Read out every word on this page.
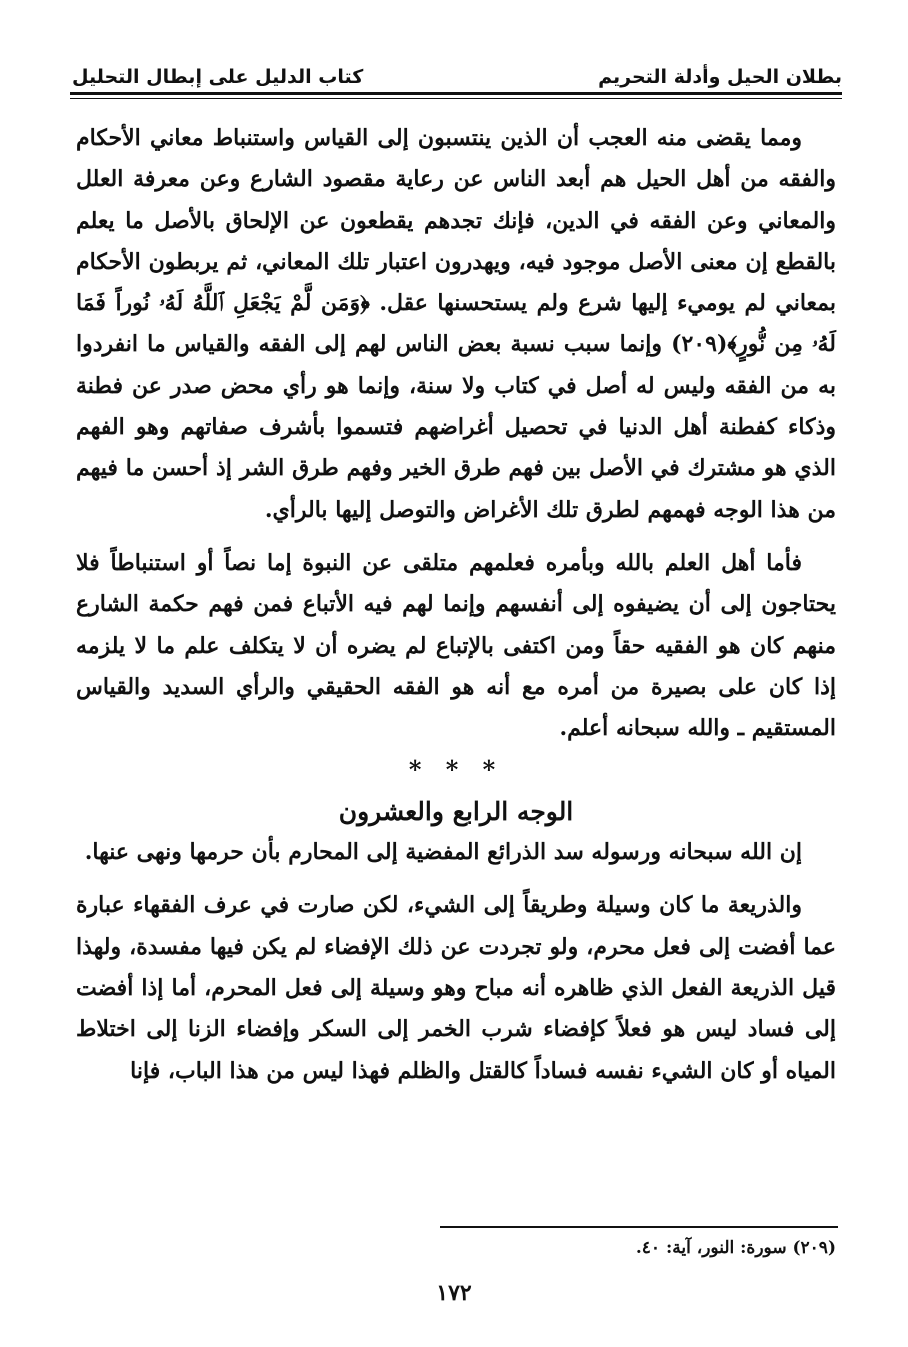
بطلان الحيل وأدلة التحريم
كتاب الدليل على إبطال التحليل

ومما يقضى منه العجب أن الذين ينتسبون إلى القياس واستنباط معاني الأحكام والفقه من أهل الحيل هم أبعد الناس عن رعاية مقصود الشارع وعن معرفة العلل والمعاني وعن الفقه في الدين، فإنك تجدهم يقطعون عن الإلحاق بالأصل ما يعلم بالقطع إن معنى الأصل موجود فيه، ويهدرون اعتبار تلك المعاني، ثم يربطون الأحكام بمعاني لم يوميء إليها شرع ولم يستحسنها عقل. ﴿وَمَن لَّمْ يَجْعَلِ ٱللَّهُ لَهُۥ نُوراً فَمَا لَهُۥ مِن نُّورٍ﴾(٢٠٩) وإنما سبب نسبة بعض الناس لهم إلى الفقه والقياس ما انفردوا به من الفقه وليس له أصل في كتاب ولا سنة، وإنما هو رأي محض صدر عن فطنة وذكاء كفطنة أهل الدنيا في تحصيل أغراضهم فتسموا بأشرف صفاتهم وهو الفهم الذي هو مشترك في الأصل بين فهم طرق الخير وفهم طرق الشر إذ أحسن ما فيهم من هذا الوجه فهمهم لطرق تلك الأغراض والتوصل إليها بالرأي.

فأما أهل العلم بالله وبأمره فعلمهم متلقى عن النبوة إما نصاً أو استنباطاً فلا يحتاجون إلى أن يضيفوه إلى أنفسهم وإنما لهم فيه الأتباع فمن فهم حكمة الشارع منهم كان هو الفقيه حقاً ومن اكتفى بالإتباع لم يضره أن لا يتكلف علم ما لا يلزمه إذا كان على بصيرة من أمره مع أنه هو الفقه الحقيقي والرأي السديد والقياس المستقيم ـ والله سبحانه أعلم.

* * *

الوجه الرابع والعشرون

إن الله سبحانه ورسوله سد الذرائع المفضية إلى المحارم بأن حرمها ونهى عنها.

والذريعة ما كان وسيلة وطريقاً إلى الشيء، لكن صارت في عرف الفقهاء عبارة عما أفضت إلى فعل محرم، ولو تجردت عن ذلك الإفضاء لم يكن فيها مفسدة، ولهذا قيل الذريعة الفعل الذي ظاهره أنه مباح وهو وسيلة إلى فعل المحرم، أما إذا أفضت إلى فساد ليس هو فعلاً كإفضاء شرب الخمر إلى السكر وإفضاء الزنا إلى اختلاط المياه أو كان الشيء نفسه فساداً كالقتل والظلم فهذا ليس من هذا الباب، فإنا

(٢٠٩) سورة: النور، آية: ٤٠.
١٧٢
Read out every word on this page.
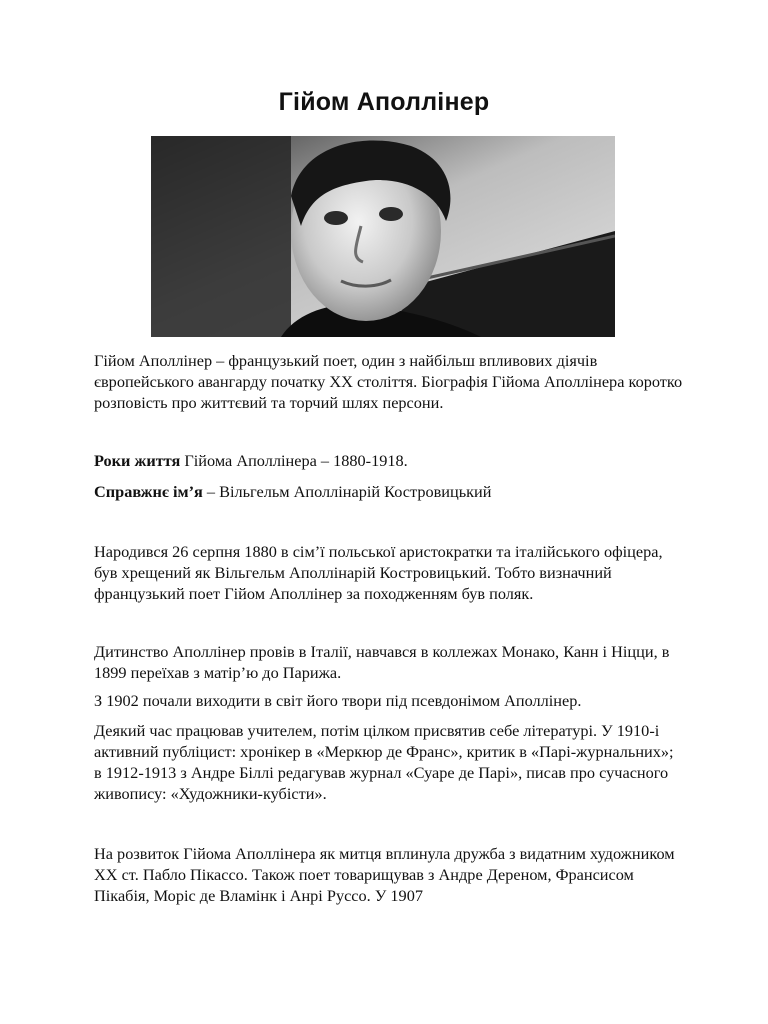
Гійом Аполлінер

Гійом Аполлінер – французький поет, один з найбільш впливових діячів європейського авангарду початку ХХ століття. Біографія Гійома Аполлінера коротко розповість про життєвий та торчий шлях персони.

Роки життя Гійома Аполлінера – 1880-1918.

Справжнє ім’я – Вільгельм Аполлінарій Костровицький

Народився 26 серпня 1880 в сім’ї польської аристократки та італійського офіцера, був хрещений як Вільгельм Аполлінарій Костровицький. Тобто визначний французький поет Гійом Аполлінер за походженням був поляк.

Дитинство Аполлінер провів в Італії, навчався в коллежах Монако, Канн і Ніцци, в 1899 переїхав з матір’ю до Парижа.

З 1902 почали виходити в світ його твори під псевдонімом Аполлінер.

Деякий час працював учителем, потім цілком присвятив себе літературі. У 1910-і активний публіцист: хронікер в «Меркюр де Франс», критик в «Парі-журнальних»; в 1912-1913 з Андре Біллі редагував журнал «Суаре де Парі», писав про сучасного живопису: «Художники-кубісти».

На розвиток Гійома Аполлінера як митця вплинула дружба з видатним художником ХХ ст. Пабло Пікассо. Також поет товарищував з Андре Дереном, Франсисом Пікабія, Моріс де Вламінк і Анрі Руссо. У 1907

____________________

Except for the pictures, reproduce every line exactly.

• Response to this task
Read out every word on this page.
بطلان الحيل وأدلة التحريم
كتاب الدليل على إبطال التحليل

ومما يقضى منه العجب أن الذين ينتسبون إلى القياس واستنباط معاني الأحكام والفقه من أهل الحيل هم أبعد الناس عن رعاية مقصود الشارع وعن معرفة العلل والمعاني وعن الفقه في الدين، فإنك تجدهم يقطعون عن الإلحاق بالأصل ما يعلم بالقطع إن معنى الأصل موجود فيه، ويهدرون اعتبار تلك المعاني، ثم يربطون الأحكام بمعاني لم يوميء إليها شرع ولم يستحسنها عقل. ﴿وَمَن لَّمْ يَجْعَلِ ٱللَّهُ لَهُۥ نُوراً فَمَا لَهُۥ مِن نُّورٍ﴾(٢٠٩) وإنما سبب نسبة بعض الناس لهم إلى الفقه والقياس ما انفردوا به من الفقه وليس له أصل في كتاب ولا سنة، وإنما هو رأي محض صدر عن فطنة وذكاء كفطنة أهل الدنيا في تحصيل أغراضهم فتسموا بأشرف صفاتهم وهو الفهم الذي هو مشترك في الأصل بين فهم طرق الخير وفهم طرق الشر إذ أحسن ما فيهم من هذا الوجه فهمهم لطرق تلك الأغراض والتوصل إليها بالرأي.

فأما أهل العلم بالله وبأمره فعلمهم متلقى عن النبوة إما نصاً أو استنباطاً فلا يحتاجون إلى أن يضيفوه إلى أنفسهم وإنما لهم فيه الأتباع فمن فهم حكمة الشارع منهم كان هو الفقيه حقاً ومن اكتفى بالإتباع لم يضره أن لا يتكلف علم ما لا يلزمه إذا كان على بصيرة من أمره مع أنه هو الفقه الحقيقي والرأي السديد والقياس المستقيم ـ والله سبحانه أعلم.

* * *

الوجه الرابع والعشرون

إن الله سبحانه ورسوله سد الذرائع المفضية إلى المحارم بأن حرمها ونهى عنها.

والذريعة ما كان وسيلة وطريقاً إلى الشيء، لكن صارت في عرف الفقهاء عبارة عما أفضت إلى فعل محرم، ولو تجردت عن ذلك الإفضاء لم يكن فيها مفسدة، ولهذا قيل الذريعة الفعل الذي ظاهره أنه مباح وهو وسيلة إلى فعل المحرم، أما إذا أفضت إلى فساد ليس هو فعلاً كإفضاء شرب الخمر إلى السكر وإفضاء الزنا إلى اختلاط المياه أو كان الشيء نفسه فساداً كالقتل والظلم فهذا ليس من هذا الباب، فإنا

(٢٠٩) سورة: النور، آية: ٤٠.
١٧٢
Read out every word on this page.
Гійом Аполлінер

Гійом Аполлінер – французький поет, один з найбільш впливових діячів європейського авангарду початку ХХ століття. Біографія Гійома Аполлінера коротко розповість про життєвий та торчий шлях персони.

Роки життя Гійома Аполлінера – 1880-1918.

Справжнє ім’я – Вільгельм Аполлінарій Костровицький

Народився 26 серпня 1880 в сім’ї польської аристократки та італійського офіцера, був хрещений як Вільгельм Аполлінарій Костровицький. Тобто визначний французький поет Гійом Аполлінер за походженням був поляк.

Дитинство Аполлінер провів в Італії, навчався в коллежах Монако, Канн і Ніцци, в 1899 переїхав з матір’ю до Парижа.

З 1902 почали виходити в світ його твори під псевдонімом Аполлінер.

Деякий час працював учителем, потім цілком присвятив себе літературі. У 1910-і активний публіцист: хронікер в «Меркюр де Франс», критик в «Парі-журнальних»; в 1912-1913 з Андре Біллі редагував журнал «Суаре де Парі», писав про сучасного живопису: «Художники-кубісти».

На розвиток Гійома Аполлінера як митця вплинула дружба з видатним художником ХХ ст. Пабло Пікассо. Також поет товарищував з Андре Дереном, Франсисом Пікабія, Моріс де Вламінк і Анрі Руссо. У 1907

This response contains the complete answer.